The request - Locate each line in the records containing "Annie". Copy it.

Stored data:
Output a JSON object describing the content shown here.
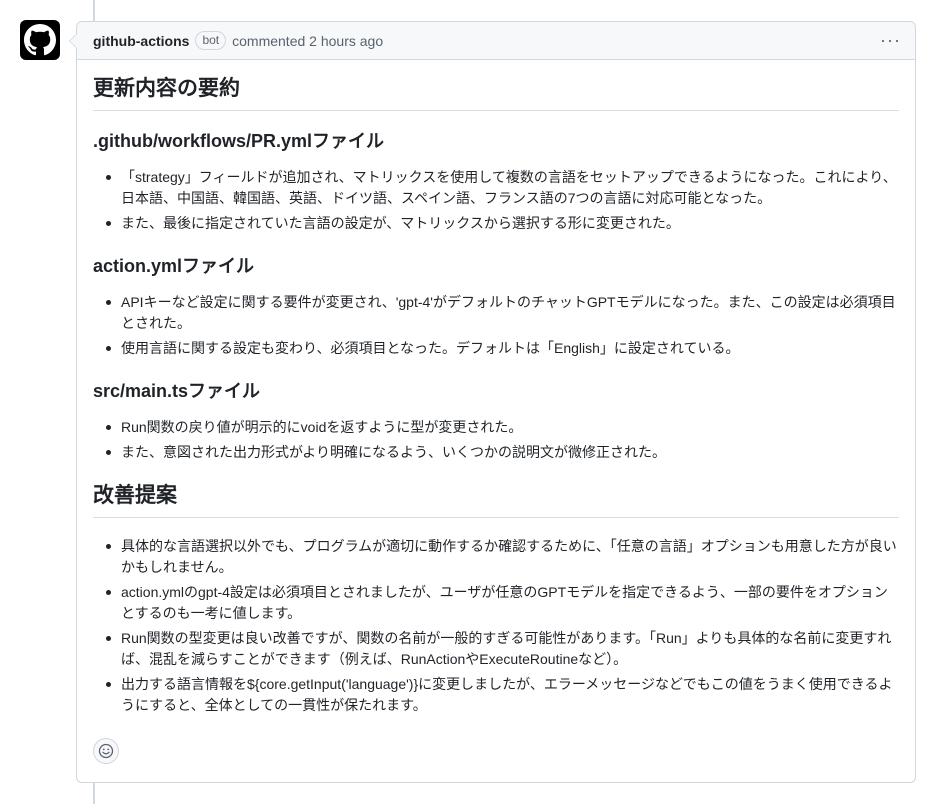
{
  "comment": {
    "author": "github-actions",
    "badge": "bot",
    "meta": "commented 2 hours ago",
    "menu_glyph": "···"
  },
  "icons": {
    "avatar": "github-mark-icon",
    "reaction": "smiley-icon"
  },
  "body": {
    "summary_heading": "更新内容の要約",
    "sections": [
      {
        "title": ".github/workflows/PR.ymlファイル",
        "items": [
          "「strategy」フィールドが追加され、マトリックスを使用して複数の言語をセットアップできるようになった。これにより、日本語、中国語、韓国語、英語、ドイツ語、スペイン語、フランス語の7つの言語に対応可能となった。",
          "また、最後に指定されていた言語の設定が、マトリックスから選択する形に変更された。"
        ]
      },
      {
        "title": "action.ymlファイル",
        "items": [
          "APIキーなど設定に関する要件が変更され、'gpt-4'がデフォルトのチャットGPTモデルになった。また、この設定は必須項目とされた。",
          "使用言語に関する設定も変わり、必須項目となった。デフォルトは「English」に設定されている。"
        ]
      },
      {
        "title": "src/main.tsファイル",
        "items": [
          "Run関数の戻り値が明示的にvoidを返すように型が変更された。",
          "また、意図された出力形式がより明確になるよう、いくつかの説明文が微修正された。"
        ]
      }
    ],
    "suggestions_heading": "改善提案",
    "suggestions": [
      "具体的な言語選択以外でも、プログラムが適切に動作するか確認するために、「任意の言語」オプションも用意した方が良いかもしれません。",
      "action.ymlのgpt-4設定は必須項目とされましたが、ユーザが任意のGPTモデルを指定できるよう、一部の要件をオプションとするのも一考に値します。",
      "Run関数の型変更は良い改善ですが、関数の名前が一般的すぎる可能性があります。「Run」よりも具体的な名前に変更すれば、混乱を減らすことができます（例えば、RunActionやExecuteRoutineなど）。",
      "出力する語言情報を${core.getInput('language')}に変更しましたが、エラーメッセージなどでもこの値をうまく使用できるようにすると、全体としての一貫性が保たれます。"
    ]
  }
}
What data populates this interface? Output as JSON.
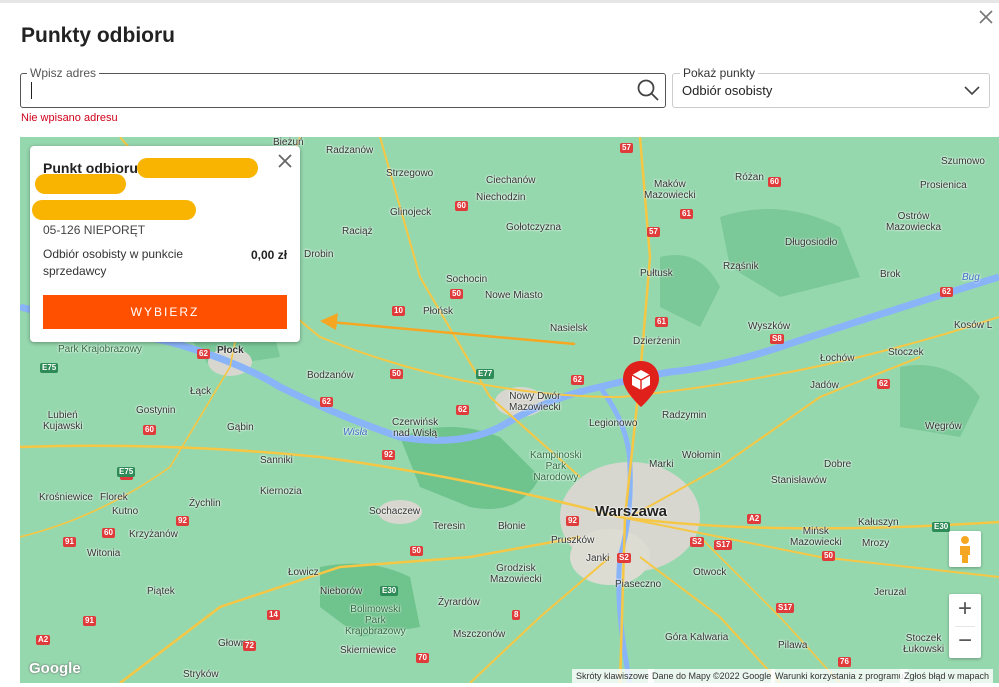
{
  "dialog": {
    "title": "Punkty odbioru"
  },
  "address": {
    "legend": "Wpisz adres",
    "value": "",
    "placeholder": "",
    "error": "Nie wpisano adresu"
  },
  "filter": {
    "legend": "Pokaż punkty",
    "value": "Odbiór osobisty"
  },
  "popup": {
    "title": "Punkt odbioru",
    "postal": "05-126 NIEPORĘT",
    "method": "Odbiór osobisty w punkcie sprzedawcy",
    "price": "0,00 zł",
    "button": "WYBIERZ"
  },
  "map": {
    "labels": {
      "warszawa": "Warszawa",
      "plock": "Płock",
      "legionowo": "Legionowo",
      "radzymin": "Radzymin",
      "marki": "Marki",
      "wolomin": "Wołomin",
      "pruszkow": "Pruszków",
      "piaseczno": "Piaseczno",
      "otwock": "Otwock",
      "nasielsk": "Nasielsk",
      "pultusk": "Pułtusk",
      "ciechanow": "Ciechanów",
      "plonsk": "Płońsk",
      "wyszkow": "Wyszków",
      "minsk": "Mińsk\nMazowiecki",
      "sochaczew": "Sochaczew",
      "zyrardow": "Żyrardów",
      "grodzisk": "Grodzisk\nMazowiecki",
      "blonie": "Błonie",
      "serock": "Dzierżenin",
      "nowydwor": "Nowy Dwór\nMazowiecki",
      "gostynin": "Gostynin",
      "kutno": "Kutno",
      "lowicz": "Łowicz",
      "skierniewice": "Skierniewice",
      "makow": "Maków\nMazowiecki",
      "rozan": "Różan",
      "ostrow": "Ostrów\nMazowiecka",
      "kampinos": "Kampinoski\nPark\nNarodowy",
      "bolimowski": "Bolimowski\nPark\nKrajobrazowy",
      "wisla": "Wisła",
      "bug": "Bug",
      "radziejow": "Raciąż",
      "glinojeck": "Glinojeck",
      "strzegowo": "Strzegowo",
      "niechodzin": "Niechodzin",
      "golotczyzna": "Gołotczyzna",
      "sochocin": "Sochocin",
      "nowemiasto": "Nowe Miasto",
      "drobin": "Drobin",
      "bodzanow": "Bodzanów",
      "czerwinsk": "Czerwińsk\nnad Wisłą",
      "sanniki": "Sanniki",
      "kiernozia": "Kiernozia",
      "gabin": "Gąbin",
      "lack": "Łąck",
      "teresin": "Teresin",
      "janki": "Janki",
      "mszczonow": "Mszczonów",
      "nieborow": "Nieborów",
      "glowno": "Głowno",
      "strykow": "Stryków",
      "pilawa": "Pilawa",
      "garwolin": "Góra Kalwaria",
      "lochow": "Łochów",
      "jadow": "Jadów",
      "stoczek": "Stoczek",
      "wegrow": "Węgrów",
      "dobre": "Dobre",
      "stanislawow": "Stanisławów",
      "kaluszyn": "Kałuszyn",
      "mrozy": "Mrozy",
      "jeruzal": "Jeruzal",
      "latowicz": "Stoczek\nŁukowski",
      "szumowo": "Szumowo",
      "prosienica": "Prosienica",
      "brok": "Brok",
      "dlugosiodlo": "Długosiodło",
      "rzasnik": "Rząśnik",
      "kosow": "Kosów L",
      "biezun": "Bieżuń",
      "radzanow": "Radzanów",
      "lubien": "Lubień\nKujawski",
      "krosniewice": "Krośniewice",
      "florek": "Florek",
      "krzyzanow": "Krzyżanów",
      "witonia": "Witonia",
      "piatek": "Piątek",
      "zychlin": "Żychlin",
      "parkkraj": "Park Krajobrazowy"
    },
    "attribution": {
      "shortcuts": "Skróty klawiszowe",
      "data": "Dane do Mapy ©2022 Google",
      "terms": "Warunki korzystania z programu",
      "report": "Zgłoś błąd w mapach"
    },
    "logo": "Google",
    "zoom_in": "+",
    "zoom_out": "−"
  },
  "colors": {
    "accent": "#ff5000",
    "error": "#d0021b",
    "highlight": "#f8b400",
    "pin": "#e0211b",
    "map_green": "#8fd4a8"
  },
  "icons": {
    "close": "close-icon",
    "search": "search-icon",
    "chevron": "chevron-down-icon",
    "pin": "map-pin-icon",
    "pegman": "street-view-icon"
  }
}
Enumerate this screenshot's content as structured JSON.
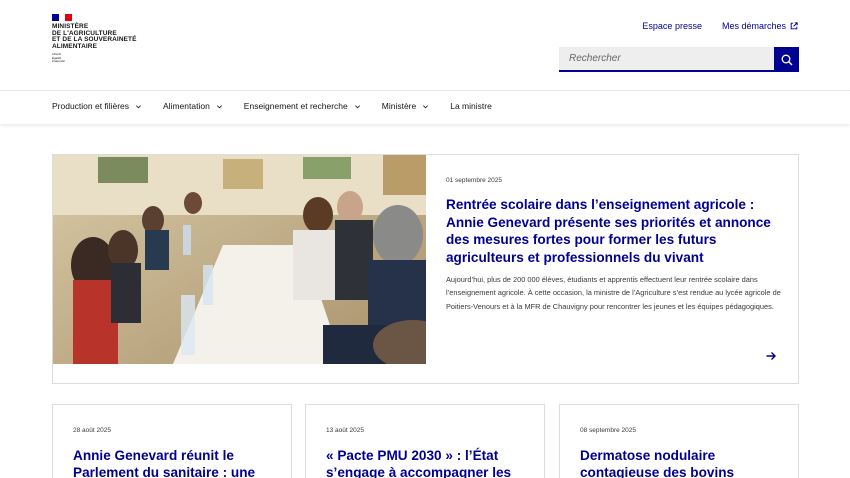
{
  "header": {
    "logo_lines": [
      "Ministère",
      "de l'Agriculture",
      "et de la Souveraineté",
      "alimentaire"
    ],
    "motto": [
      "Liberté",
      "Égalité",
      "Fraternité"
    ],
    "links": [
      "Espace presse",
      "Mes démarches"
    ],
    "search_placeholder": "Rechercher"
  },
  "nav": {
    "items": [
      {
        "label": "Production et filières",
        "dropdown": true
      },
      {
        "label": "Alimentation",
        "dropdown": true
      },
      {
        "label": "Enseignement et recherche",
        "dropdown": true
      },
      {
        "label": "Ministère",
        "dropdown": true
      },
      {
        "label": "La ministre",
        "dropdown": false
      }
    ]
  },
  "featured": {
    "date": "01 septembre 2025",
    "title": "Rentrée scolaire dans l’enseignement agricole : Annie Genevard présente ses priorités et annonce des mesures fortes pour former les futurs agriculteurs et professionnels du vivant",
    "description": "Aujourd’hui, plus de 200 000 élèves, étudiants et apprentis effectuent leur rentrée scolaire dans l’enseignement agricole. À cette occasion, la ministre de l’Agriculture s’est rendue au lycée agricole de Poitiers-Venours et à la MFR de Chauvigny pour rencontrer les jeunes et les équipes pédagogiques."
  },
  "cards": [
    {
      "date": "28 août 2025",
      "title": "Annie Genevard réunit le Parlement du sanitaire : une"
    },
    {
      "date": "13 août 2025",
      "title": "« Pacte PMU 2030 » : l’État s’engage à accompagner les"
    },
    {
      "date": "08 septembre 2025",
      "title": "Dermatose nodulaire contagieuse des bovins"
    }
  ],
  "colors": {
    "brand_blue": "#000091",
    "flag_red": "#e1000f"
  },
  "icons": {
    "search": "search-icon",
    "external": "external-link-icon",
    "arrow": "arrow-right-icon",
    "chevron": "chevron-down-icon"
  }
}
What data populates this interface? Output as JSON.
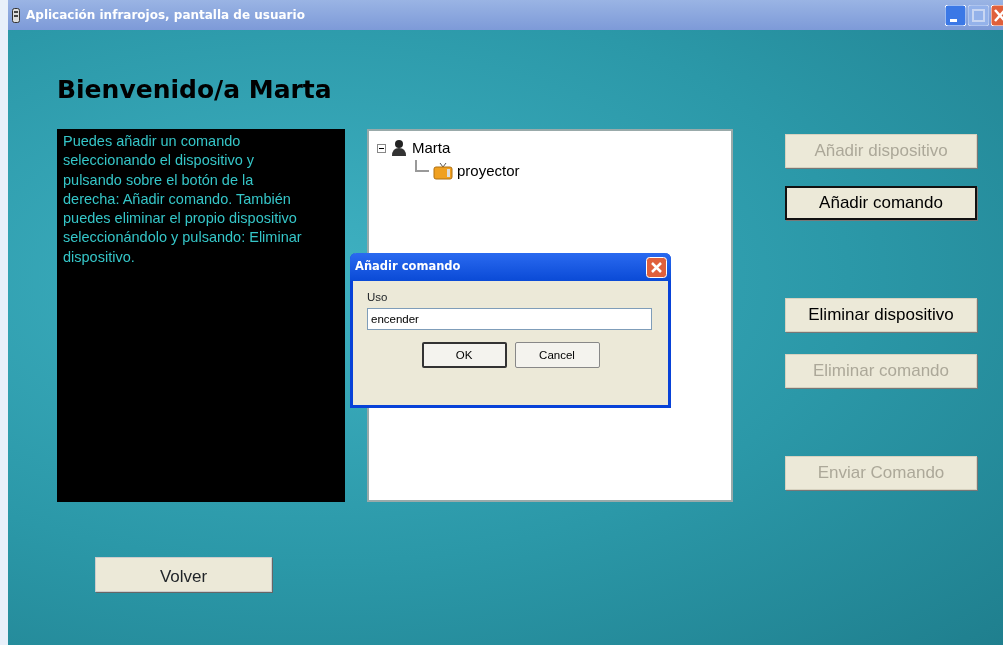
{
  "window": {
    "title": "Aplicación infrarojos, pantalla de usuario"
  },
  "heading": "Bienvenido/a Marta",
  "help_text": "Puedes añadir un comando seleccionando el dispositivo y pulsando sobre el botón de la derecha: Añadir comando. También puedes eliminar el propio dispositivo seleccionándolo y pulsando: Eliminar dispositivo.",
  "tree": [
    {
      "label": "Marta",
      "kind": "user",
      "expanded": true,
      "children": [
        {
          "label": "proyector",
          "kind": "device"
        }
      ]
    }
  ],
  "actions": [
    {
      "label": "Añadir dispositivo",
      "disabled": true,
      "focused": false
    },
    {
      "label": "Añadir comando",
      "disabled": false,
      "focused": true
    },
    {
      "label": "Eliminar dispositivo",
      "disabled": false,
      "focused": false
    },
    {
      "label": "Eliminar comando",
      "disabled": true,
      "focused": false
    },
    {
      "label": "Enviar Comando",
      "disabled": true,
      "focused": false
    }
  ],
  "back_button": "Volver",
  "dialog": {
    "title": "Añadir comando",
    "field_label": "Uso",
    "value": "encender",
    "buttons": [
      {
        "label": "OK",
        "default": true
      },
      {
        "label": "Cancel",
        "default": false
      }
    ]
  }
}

The output -
    "title": "Rentrée scolaire dans l’enseignement agricole : Annie Genevard présente ses priorités et annonce des mesures fortes pour former les futurs agriculteurs et professionnels du vivant",
      "title": "Annie Genevard réunit le Parlement du sanitaire : une"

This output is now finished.